-- What this task involves --
Repeat every line of the material, character for character.

-- Dataset --
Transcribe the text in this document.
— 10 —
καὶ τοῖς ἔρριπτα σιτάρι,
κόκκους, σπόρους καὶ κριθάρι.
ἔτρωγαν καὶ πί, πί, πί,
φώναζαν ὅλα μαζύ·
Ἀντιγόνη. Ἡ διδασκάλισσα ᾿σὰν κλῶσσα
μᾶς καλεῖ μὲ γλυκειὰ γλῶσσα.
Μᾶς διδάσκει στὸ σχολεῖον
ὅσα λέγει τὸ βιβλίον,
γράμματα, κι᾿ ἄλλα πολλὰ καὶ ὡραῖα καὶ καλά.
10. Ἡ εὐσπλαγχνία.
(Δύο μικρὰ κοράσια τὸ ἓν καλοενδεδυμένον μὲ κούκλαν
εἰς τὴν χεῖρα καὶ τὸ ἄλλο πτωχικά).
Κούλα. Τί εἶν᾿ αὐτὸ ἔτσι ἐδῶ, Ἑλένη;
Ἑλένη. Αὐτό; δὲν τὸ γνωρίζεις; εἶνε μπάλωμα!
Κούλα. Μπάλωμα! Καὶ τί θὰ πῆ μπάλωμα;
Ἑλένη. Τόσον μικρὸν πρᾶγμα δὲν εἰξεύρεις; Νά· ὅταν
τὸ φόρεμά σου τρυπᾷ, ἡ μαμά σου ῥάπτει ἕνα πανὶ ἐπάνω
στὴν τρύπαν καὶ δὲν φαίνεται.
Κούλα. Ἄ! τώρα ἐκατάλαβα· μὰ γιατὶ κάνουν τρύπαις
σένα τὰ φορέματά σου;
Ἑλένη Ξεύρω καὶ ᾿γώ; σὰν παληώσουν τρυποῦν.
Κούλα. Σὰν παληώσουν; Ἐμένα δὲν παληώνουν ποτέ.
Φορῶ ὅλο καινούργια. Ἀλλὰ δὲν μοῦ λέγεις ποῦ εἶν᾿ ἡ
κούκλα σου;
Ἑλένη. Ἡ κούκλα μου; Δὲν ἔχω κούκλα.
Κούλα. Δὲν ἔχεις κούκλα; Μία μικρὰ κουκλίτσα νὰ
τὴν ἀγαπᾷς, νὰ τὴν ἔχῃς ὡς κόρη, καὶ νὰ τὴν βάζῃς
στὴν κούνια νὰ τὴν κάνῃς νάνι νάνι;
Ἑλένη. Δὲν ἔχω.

-- Solution below --
Transcribe the text in this document.
— 10 —
καὶ τοῖς ἔρριπτα σιτάρι,
κόκκους, σπόρους καὶ κριθάρι.
ἔτρωγαν καὶ πί, πί, πί,
φώναζαν ὅλα μαζύ·
Ἀντιγόνη. Ἡ διδασκάλισσα ᾿σὰν κλῶσσα
μᾶς καλεῖ μὲ γλυκειὰ γλῶσσα.
Μᾶς διδάσκει στὸ σχολεῖον
ὅσα λέγει τὸ βιβλίον,
γράμματα, κι᾿ ἄλλα πολλὰ καὶ ὡραῖα καὶ καλά.
10. Ἡ εὐσπλαγχνία.
(Δύο μικρὰ κοράσια τὸ ἓν καλοενδεδυμένον μὲ κούκλαν
εἰς τὴν χεῖρα καὶ τὸ ἄλλο πτωχικά).
Κούλα. Τί εἶν᾿ αὐτὸ ἔτσι ἐδῶ, Ἑλένη;
Ἑλένη. Αὐτό; δὲν τὸ γνωρίζεις; εἶνε μπάλωμα!
Κούλα. Μπάλωμα! Καὶ τί θὰ πῆ μπάλωμα;
Ἑλένη. Τόσον μικρὸν πρᾶγμα δὲν εἰξεύρεις; Νά· ὅταν
τὸ φόρεμά σου τρυπᾷ, ἡ μαμά σου ῥάπτει ἕνα πανὶ ἐπάνω
στὴν τρύπαν καὶ δὲν φαίνεται.
Κούλα. Ἄ! τώρα ἐκατάλαβα· μὰ γιατὶ κάνουν τρύπαις
σένα τὰ φορέματά σου;
Ἑλένη Ξεύρω καὶ ᾿γώ; σὰν παληώσουν τρυποῦν.
Κούλα. Σὰν παληώσουν; Ἐμένα δὲν παληώνουν ποτέ.
Φορῶ ὅλο καινούργια. Ἀλλὰ δὲν μοῦ λέγεις ποῦ εἶν᾿ ἡ
κούκλα σου;
Ἑλένη. Ἡ κούκλα μου; Δὲν ἔχω κούκλα.
Κούλα. Δὲν ἔχεις κούκλα; Μία μικρὰ κουκλίτσα νὰ
τὴν ἀγαπᾷς, νὰ τὴν ἔχῃς ὡς κόρη, καὶ νὰ τὴν βάζῃς
στὴν κούνια νὰ τὴν κάνῃς νάνι νάνι;
Ἑλένη. Δὲν ἔχω.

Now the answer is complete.